---- RECORDS FOR THIS TASK
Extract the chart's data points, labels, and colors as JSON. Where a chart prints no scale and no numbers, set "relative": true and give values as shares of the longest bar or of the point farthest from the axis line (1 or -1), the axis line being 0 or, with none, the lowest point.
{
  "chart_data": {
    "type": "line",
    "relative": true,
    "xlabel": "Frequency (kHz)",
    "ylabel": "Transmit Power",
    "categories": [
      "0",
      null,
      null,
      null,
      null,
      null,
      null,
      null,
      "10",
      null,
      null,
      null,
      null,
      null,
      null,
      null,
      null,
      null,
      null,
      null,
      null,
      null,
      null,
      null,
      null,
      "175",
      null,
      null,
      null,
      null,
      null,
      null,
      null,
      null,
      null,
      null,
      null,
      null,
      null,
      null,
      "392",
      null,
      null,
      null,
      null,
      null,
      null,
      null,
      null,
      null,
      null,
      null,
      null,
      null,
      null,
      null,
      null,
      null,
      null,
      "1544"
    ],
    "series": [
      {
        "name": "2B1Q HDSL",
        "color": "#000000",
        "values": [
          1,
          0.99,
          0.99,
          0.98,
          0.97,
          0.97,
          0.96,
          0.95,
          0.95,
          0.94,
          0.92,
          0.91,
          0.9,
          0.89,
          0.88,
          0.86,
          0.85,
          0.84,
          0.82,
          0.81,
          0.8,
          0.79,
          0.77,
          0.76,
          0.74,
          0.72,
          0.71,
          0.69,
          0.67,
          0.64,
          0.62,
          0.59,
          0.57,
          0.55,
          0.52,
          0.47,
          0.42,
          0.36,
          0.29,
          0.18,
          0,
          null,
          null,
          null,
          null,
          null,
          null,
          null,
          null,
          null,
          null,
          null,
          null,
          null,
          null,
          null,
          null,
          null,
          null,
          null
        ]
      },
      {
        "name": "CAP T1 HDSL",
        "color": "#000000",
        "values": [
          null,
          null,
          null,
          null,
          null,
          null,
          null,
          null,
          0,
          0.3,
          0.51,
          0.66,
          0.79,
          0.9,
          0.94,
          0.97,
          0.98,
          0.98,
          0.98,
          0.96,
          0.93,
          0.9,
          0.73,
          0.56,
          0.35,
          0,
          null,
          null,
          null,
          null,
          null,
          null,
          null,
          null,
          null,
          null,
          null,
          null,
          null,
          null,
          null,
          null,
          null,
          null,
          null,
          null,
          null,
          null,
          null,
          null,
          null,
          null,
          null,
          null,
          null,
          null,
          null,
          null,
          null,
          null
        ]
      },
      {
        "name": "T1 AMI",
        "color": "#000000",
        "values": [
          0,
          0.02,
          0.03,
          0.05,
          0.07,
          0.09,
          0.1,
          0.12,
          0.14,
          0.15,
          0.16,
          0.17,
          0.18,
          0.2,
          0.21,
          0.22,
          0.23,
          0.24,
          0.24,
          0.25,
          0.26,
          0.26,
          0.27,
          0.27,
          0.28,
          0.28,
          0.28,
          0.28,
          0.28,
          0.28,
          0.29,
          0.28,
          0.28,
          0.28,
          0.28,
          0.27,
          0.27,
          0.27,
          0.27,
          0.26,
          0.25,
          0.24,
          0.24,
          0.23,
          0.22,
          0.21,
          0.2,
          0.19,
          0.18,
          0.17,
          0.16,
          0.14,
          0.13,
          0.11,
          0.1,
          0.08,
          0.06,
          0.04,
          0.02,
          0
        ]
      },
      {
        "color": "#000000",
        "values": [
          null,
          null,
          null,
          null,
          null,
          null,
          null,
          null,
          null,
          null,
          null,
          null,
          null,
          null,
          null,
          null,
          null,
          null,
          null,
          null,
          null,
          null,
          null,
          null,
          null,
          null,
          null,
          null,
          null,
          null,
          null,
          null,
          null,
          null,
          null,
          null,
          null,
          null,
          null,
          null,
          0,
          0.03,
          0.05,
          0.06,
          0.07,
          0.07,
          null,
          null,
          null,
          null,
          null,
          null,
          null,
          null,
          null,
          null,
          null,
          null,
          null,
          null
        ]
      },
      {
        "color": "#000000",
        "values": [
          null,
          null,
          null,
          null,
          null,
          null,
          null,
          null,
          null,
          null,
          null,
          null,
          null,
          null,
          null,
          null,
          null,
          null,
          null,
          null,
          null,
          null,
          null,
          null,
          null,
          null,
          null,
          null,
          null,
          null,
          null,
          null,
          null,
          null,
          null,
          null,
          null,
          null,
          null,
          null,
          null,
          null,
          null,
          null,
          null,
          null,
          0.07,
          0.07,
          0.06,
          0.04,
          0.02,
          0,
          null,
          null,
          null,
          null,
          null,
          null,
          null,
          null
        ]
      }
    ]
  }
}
--------
▶ **EXERCISE DESCRIPTION**: Every line of the data above should be copied exactly.

▶ **SOLUTION TO THIS EXERCISE**:
Extract the chart's data points, labels, and colors as JSON. Where a chart prints no scale and no numbers, set "relative": true and give values as shares of the longest bar or of the point farthest from the axis line (1 or -1), the axis line being 0 or, with none, the lowest point.
{
  "chart_data": {
    "type": "line",
    "relative": true,
    "xlabel": "Frequency (kHz)",
    "ylabel": "Transmit Power",
    "categories": [
      "0",
      null,
      null,
      null,
      null,
      null,
      null,
      null,
      "10",
      null,
      null,
      null,
      null,
      null,
      null,
      null,
      null,
      null,
      null,
      null,
      null,
      null,
      null,
      null,
      null,
      "175",
      null,
      null,
      null,
      null,
      null,
      null,
      null,
      null,
      null,
      null,
      null,
      null,
      null,
      null,
      "392",
      null,
      null,
      null,
      null,
      null,
      null,
      null,
      null,
      null,
      null,
      null,
      null,
      null,
      null,
      null,
      null,
      null,
      null,
      "1544"
    ],
    "series": [
      {
        "name": "2B1Q HDSL",
        "color": "#000000",
        "values": [
          1,
          0.99,
          0.99,
          0.98,
          0.97,
          0.97,
          0.96,
          0.95,
          0.95,
          0.94,
          0.92,
          0.91,
          0.9,
          0.89,
          0.88,
          0.86,
          0.85,
          0.84,
          0.82,
          0.81,
          0.8,
          0.79,
          0.77,
          0.76,
          0.74,
          0.72,
          0.71,
          0.69,
          0.67,
          0.64,
          0.62,
          0.59,
          0.57,
          0.55,
          0.52,
          0.47,
          0.42,
          0.36,
          0.29,
          0.18,
          0,
          null,
          null,
          null,
          null,
          null,
          null,
          null,
          null,
          null,
          null,
          null,
          null,
          null,
          null,
          null,
          null,
          null,
          null,
          null
        ]
      },
      {
        "name": "CAP T1 HDSL",
        "color": "#000000",
        "values": [
          null,
          null,
          null,
          null,
          null,
          null,
          null,
          null,
          0,
          0.3,
          0.51,
          0.66,
          0.79,
          0.9,
          0.94,
          0.97,
          0.98,
          0.98,
          0.98,
          0.96,
          0.93,
          0.9,
          0.73,
          0.56,
          0.35,
          0,
          null,
          null,
          null,
          null,
          null,
          null,
          null,
          null,
          null,
          null,
          null,
          null,
          null,
          null,
          null,
          null,
          null,
          null,
          null,
          null,
          null,
          null,
          null,
          null,
          null,
          null,
          null,
          null,
          null,
          null,
          null,
          null,
          null,
          null
        ]
      },
      {
        "name": "T1 AMI",
        "color": "#000000",
        "values": [
          0,
          0.02,
          0.03,
          0.05,
          0.07,
          0.09,
          0.1,
          0.12,
          0.14,
          0.15,
          0.16,
          0.17,
          0.18,
          0.2,
          0.21,
          0.22,
          0.23,
          0.24,
          0.24,
          0.25,
          0.26,
          0.26,
          0.27,
          0.27,
          0.28,
          0.28,
          0.28,
          0.28,
          0.28,
          0.28,
          0.29,
          0.28,
          0.28,
          0.28,
          0.28,
          0.27,
          0.27,
          0.27,
          0.27,
          0.26,
          0.25,
          0.24,
          0.24,
          0.23,
          0.22,
          0.21,
          0.2,
          0.19,
          0.18,
          0.17,
          0.16,
          0.14,
          0.13,
          0.11,
          0.1,
          0.08,
          0.06,
          0.04,
          0.02,
          0
        ]
      },
      {
        "color": "#000000",
        "values": [
          null,
          null,
          null,
          null,
          null,
          null,
          null,
          null,
          null,
          null,
          null,
          null,
          null,
          null,
          null,
          null,
          null,
          null,
          null,
          null,
          null,
          null,
          null,
          null,
          null,
          null,
          null,
          null,
          null,
          null,
          null,
          null,
          null,
          null,
          null,
          null,
          null,
          null,
          null,
          null,
          0,
          0.03,
          0.05,
          0.06,
          0.07,
          0.07,
          null,
          null,
          null,
          null,
          null,
          null,
          null,
          null,
          null,
          null,
          null,
          null,
          null,
          null
        ]
      },
      {
        "color": "#000000",
        "values": [
          null,
          null,
          null,
          null,
          null,
          null,
          null,
          null,
          null,
          null,
          null,
          null,
          null,
          null,
          null,
          null,
          null,
          null,
          null,
          null,
          null,
          null,
          null,
          null,
          null,
          null,
          null,
          null,
          null,
          null,
          null,
          null,
          null,
          null,
          null,
          null,
          null,
          null,
          null,
          null,
          null,
          null,
          null,
          null,
          null,
          null,
          0.07,
          0.07,
          0.06,
          0.04,
          0.02,
          0,
          null,
          null,
          null,
          null,
          null,
          null,
          null,
          null
        ]
      }
    ]
  }
}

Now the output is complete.